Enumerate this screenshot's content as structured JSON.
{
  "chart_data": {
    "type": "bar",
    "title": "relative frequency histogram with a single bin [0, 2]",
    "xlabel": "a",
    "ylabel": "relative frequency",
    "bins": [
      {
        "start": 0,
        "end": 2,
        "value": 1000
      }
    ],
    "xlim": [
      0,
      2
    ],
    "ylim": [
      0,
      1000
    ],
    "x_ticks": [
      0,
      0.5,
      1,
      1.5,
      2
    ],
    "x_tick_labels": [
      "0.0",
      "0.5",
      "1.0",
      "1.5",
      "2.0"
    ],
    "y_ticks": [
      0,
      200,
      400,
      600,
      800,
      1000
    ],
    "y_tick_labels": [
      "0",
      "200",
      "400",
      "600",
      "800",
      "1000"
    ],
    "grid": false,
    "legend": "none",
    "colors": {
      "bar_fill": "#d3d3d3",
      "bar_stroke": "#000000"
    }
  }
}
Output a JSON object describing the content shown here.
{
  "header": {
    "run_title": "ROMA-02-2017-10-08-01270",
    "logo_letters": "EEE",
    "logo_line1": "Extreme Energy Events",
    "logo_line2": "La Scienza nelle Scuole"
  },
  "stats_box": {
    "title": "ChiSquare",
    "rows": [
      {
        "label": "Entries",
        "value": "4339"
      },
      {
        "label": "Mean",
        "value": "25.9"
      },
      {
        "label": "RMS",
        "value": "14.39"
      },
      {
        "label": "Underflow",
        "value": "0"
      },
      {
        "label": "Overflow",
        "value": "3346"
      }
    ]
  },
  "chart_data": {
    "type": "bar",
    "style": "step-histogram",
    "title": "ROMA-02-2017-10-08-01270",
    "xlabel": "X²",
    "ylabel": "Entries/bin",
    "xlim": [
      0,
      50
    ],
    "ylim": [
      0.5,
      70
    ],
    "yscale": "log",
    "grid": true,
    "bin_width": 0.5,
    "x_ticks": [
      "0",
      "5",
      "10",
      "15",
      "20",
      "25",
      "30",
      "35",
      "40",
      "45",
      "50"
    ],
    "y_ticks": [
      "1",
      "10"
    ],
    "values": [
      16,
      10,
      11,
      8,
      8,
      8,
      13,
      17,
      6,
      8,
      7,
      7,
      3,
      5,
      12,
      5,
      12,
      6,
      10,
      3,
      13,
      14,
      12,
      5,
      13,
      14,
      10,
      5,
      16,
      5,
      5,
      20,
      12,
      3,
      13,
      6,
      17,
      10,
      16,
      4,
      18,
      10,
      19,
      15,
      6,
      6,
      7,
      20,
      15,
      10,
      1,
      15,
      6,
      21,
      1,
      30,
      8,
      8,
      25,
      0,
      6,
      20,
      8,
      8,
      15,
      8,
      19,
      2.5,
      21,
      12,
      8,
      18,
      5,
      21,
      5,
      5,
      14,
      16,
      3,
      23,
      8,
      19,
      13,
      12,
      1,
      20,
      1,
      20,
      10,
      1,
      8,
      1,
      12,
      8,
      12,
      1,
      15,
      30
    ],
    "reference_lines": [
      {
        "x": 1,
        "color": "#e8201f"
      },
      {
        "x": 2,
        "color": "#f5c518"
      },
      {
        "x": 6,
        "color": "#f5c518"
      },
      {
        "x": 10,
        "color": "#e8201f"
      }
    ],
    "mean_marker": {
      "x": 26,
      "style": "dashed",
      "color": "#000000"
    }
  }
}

○ ○ ○ ○ ○ ○ ○

Take every line from the data above that holds "ROMA" and copy it out.

▶ The solution
    "run_title": "ROMA-02-2017-10-08-01270",
    "title": "ROMA-02-2017-10-08-01270",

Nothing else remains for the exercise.